▶ _Aim_: Every line below that mentions the word "gomma" should be copied out.
# Start of Task input
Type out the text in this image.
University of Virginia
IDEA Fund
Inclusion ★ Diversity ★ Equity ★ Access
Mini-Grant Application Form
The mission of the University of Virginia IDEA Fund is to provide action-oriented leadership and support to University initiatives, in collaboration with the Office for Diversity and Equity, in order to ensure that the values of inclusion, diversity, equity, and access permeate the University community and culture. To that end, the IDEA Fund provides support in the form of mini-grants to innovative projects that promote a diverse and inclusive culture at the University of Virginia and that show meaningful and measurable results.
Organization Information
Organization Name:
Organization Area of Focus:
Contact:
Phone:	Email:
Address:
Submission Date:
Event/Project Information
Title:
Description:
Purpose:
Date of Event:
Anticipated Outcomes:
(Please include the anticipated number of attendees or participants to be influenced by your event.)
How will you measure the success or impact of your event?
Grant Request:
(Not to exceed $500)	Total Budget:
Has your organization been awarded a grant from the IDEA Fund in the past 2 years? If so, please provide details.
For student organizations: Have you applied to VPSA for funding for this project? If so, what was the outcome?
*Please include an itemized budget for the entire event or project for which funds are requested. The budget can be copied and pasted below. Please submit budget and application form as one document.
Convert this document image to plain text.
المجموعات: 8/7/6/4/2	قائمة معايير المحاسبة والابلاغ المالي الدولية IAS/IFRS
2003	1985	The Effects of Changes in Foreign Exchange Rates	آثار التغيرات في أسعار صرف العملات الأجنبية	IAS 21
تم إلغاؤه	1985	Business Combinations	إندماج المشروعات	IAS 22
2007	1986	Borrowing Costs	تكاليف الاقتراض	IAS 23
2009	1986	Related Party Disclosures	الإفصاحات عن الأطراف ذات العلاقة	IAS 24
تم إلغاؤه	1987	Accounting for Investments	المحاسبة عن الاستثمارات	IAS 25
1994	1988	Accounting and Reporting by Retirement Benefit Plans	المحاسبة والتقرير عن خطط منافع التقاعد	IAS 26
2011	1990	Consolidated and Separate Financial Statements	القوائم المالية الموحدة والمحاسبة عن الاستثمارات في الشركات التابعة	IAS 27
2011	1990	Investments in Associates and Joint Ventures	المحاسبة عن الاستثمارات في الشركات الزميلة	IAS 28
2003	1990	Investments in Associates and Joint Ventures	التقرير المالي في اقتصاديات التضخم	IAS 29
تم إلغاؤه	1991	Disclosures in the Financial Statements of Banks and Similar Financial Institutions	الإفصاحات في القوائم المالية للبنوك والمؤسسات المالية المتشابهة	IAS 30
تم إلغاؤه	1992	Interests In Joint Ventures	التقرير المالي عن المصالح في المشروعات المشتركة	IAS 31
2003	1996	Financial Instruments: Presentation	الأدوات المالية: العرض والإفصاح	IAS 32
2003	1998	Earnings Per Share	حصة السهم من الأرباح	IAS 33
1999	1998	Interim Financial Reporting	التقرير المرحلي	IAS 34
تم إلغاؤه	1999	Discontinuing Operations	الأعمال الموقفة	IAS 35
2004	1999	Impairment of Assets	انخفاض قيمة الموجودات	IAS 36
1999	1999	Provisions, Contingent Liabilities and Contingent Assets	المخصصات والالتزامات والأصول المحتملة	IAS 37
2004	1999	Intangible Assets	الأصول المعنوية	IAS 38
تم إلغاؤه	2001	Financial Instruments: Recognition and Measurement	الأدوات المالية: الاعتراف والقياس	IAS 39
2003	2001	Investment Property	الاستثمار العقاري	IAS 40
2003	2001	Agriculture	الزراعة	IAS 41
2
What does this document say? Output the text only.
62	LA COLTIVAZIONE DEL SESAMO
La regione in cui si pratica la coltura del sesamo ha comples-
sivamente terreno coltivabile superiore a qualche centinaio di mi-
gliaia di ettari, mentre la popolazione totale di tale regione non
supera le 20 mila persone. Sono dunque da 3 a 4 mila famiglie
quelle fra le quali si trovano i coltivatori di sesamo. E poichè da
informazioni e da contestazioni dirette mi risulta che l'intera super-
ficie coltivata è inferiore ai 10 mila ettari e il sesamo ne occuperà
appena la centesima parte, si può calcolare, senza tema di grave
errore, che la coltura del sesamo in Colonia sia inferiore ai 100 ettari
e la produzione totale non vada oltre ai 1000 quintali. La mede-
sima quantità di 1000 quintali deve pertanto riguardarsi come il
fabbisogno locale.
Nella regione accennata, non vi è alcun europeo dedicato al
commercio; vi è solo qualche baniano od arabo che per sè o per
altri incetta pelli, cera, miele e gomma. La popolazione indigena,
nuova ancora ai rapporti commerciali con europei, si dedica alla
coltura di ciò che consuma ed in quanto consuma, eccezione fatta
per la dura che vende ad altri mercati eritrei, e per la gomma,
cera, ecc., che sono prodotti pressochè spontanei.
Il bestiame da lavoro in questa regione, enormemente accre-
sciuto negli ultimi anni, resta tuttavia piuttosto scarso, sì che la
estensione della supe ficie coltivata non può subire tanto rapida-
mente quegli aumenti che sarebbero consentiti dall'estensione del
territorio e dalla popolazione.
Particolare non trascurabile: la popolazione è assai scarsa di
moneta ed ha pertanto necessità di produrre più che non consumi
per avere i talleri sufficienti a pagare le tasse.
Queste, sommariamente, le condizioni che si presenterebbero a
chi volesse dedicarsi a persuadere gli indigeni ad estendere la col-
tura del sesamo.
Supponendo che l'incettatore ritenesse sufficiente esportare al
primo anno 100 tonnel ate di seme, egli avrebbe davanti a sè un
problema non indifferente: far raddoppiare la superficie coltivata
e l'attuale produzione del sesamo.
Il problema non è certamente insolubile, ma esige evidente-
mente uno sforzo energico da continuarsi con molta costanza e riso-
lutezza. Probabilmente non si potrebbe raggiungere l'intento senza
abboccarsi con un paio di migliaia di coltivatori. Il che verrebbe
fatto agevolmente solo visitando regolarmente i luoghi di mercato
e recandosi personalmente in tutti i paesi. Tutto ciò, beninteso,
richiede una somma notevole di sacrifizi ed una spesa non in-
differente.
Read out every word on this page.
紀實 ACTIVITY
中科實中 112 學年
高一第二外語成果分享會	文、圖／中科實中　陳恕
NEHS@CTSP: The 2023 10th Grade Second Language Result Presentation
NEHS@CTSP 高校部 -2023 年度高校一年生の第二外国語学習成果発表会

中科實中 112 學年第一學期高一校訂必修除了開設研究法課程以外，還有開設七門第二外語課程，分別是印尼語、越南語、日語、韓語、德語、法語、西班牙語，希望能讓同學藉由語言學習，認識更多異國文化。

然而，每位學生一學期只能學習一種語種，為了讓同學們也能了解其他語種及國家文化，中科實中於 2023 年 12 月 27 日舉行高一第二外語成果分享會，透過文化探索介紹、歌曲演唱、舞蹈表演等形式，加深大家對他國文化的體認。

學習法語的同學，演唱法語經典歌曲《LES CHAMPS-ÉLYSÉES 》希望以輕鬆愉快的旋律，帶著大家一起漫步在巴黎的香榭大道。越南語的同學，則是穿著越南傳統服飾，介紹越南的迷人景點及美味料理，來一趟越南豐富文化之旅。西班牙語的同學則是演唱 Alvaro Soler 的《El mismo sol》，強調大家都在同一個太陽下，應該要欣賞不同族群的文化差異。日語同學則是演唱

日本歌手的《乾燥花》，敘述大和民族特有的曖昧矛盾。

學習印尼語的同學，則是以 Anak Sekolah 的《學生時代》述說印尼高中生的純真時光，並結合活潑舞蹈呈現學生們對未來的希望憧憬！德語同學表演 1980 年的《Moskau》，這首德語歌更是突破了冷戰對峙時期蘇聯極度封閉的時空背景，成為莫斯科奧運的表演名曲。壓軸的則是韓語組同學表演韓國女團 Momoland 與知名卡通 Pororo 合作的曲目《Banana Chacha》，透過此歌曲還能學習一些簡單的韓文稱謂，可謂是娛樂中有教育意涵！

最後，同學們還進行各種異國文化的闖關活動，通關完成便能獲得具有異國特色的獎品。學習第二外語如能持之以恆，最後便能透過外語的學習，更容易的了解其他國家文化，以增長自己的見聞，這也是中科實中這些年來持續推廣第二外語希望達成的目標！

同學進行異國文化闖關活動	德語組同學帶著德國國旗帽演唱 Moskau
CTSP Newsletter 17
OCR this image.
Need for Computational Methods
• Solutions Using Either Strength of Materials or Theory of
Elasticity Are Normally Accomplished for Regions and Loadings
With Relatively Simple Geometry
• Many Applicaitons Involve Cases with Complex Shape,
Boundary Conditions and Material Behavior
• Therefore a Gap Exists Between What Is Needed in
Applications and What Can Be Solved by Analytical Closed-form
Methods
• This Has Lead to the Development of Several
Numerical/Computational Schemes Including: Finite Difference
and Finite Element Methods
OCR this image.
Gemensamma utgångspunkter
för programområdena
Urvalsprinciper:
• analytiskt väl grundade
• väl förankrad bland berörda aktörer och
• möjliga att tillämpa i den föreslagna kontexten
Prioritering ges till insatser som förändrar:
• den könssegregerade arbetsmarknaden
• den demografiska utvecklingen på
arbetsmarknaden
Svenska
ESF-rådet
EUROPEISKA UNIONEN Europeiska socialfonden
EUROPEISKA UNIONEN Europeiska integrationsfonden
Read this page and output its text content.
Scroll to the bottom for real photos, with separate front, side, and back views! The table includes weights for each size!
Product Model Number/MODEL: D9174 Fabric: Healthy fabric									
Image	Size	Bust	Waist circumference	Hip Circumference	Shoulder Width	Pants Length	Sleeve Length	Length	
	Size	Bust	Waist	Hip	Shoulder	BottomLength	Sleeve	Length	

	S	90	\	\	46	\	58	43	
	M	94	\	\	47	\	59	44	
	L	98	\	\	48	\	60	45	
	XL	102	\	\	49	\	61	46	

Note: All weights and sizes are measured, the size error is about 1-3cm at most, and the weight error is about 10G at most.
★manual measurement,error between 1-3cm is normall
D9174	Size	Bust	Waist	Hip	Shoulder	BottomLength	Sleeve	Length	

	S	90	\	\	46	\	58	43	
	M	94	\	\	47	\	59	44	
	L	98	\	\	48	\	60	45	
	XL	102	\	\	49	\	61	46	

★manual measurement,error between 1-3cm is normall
# End of Task input
▶ _Task result_:
altri incetta pelli, cera, miele e gomma. La popolazione indigena,
per la dura che vende ad altri mercati eritrei, e per la gomma,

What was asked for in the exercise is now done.